Aim: Check each line of the data for "filetest" and select those that have it.

Material for this exercise:

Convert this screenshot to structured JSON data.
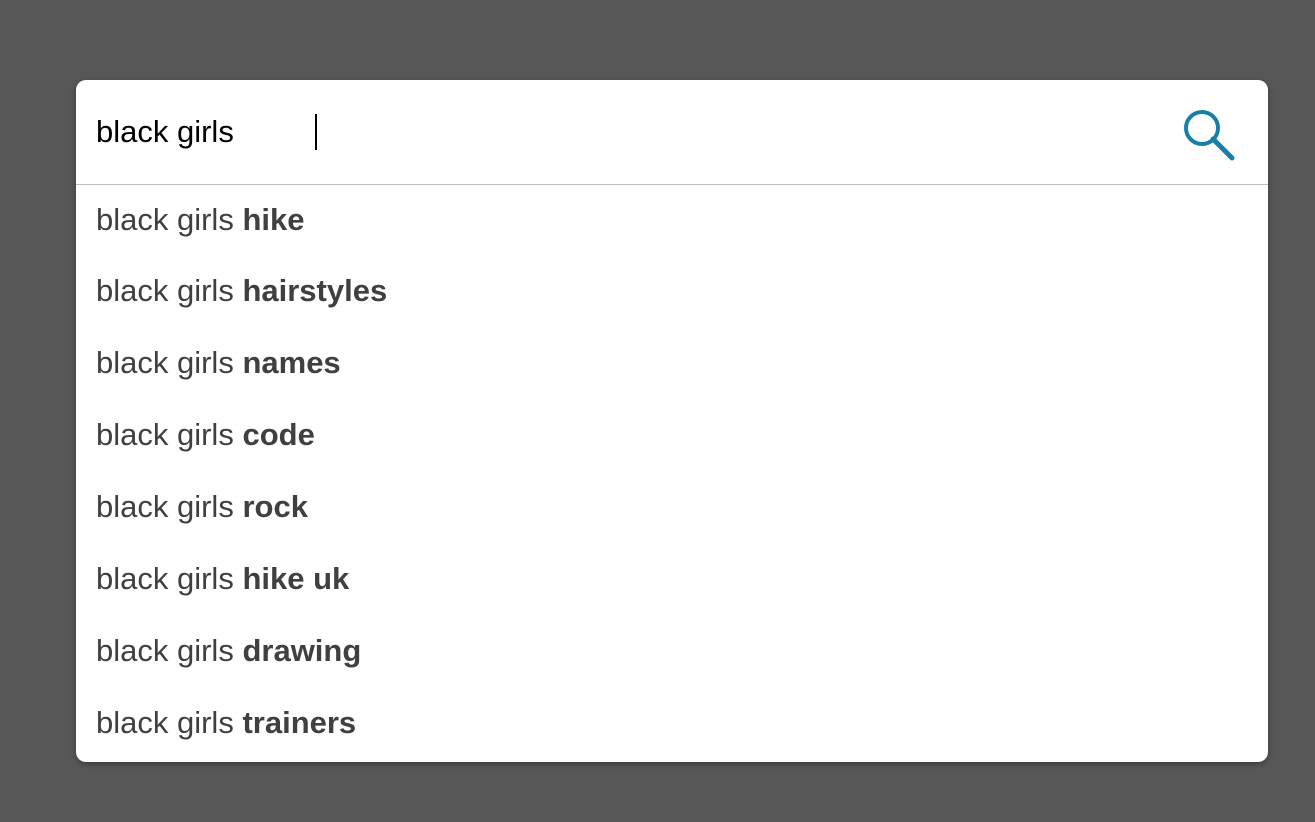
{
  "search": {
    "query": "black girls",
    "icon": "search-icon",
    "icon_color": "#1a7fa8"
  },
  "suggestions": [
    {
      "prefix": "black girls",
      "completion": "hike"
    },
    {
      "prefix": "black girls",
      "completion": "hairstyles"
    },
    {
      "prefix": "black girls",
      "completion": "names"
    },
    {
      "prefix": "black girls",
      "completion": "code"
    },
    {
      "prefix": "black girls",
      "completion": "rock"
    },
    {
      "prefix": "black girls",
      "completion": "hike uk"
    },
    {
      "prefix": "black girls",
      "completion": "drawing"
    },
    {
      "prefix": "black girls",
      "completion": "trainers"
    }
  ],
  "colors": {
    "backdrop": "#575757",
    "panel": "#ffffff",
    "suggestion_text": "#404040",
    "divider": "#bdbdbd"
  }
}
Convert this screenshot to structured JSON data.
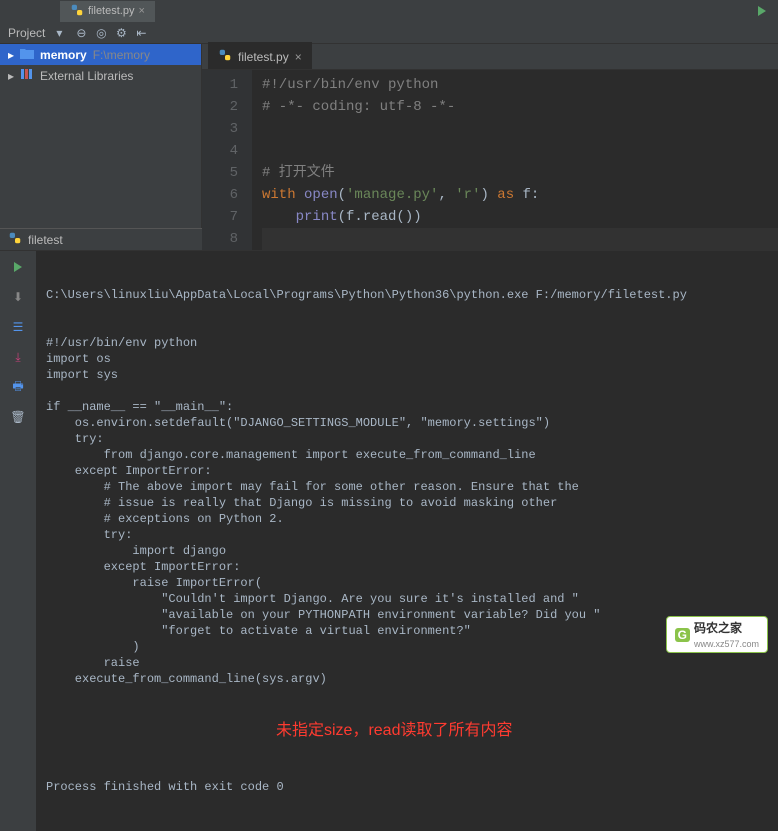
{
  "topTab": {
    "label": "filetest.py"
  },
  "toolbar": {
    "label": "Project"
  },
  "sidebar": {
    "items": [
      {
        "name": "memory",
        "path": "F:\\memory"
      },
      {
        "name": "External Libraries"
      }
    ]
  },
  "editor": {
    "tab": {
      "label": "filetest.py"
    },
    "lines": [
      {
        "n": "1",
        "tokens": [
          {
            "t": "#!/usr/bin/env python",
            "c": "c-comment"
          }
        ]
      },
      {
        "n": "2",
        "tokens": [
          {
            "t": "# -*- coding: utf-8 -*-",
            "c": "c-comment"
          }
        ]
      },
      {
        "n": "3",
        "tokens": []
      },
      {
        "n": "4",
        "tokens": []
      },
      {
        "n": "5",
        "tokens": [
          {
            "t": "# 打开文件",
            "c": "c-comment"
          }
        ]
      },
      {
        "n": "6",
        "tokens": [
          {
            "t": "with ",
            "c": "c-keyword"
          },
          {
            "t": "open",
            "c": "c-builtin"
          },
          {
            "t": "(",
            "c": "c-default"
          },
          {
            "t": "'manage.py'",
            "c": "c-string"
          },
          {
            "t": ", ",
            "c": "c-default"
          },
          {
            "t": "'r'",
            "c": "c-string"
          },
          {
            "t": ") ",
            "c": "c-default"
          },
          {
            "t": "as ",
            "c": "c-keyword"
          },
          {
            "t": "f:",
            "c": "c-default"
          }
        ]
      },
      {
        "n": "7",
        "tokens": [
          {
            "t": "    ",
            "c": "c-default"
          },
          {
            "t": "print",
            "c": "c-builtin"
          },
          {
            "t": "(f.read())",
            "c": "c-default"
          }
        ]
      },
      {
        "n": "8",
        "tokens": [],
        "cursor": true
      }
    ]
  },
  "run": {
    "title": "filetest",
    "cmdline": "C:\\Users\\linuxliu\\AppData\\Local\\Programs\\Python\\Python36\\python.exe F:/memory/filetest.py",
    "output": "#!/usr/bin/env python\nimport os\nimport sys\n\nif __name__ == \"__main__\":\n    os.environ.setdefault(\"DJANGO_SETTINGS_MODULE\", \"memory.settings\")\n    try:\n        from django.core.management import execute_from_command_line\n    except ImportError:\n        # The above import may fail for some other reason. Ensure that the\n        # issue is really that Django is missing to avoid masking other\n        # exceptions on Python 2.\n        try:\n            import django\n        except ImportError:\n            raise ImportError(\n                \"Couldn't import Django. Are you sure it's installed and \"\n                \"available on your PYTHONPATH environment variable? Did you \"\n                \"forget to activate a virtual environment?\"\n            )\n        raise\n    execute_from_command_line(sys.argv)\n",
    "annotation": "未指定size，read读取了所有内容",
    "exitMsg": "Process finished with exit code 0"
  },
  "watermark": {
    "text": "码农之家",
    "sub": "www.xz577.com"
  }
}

* * *

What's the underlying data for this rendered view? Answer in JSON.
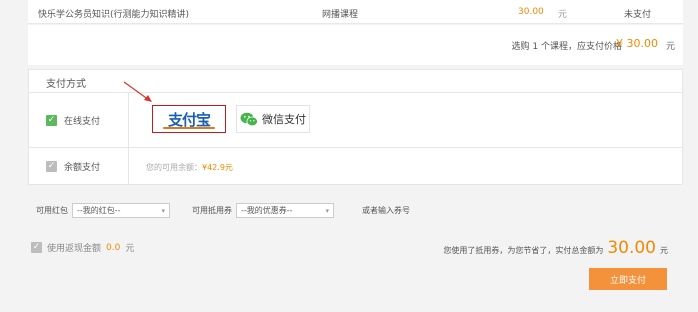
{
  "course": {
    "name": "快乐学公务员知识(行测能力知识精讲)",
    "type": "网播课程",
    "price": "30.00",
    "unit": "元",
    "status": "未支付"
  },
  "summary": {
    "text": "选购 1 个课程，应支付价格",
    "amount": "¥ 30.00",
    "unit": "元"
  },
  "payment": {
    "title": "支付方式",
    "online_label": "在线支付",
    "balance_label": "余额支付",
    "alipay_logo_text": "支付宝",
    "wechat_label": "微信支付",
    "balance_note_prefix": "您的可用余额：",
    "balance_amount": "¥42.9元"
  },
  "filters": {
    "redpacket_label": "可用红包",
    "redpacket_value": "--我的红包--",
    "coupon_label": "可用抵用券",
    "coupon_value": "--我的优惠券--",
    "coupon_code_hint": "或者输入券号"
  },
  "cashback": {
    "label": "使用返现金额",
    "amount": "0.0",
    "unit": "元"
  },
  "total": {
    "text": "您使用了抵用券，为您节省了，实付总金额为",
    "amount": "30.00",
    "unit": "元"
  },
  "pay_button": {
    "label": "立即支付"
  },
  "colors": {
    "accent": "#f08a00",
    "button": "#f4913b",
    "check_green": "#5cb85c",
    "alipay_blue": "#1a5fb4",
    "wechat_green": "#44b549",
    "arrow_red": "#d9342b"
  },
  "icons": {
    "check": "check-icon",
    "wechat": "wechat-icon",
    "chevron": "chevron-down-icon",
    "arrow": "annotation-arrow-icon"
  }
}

Completed task:
    "label": "filetest.py"
      "label": "filetest.py"
    "title": "filetest",
    "cmdline": "C:\\Users\\linuxliu\\AppData\\Local\\Programs\\Python\\Python36\\python.exe F:/memory/filetest.py",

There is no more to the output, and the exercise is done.